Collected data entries
******************************

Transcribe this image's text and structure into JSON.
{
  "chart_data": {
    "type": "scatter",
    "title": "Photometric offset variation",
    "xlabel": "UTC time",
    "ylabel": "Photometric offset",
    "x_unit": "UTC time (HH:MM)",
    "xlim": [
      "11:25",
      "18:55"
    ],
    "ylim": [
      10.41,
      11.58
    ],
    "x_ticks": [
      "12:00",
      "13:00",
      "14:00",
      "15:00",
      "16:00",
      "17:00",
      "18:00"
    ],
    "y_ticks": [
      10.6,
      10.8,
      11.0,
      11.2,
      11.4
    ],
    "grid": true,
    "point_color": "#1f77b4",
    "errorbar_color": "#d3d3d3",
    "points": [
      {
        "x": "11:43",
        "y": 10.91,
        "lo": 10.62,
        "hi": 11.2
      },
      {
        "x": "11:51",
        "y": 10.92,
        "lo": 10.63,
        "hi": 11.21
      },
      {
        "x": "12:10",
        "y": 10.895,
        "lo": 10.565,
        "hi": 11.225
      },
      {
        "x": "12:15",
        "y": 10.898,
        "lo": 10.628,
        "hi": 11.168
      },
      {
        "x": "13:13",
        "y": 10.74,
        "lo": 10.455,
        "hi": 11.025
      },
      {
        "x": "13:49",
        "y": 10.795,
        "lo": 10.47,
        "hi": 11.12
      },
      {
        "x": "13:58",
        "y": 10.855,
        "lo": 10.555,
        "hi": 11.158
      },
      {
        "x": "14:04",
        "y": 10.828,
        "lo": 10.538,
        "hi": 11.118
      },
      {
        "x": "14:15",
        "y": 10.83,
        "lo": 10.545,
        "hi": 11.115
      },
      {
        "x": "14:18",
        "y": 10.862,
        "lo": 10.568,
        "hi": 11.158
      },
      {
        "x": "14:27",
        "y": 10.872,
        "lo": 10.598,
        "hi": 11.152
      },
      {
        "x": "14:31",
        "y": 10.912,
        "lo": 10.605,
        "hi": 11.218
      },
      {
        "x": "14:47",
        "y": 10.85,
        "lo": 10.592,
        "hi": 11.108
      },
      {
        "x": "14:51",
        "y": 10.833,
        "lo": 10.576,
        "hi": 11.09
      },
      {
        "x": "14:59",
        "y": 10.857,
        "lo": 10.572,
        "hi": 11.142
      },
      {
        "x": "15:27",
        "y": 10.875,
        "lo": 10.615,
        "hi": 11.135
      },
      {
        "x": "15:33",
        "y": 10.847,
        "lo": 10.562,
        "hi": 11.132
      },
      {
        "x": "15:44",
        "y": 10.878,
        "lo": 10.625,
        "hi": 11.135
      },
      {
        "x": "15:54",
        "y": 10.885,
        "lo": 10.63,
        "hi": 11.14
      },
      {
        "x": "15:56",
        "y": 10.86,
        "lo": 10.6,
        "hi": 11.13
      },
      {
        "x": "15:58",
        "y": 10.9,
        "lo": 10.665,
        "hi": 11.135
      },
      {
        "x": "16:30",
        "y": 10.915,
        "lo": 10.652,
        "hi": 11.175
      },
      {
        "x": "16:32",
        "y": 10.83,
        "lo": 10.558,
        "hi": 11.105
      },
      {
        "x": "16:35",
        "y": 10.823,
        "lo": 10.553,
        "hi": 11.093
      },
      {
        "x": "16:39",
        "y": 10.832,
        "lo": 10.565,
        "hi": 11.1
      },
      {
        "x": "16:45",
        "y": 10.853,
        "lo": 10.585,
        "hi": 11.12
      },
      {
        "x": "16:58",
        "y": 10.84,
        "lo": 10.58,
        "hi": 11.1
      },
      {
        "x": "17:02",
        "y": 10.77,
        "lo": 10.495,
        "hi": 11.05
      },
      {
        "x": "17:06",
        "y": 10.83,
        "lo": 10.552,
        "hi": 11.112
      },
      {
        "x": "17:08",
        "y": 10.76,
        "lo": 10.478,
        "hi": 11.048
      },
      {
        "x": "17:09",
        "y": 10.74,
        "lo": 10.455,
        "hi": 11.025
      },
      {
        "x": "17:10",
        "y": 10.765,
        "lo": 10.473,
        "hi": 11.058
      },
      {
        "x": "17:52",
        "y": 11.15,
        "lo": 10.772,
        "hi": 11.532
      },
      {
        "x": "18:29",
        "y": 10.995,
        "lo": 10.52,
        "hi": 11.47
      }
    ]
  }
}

******************************

Search the records for the word "offset" and copy every line where it occurs.

    "title": "Photometric offset variation",
    "ylabel": "Photometric offset",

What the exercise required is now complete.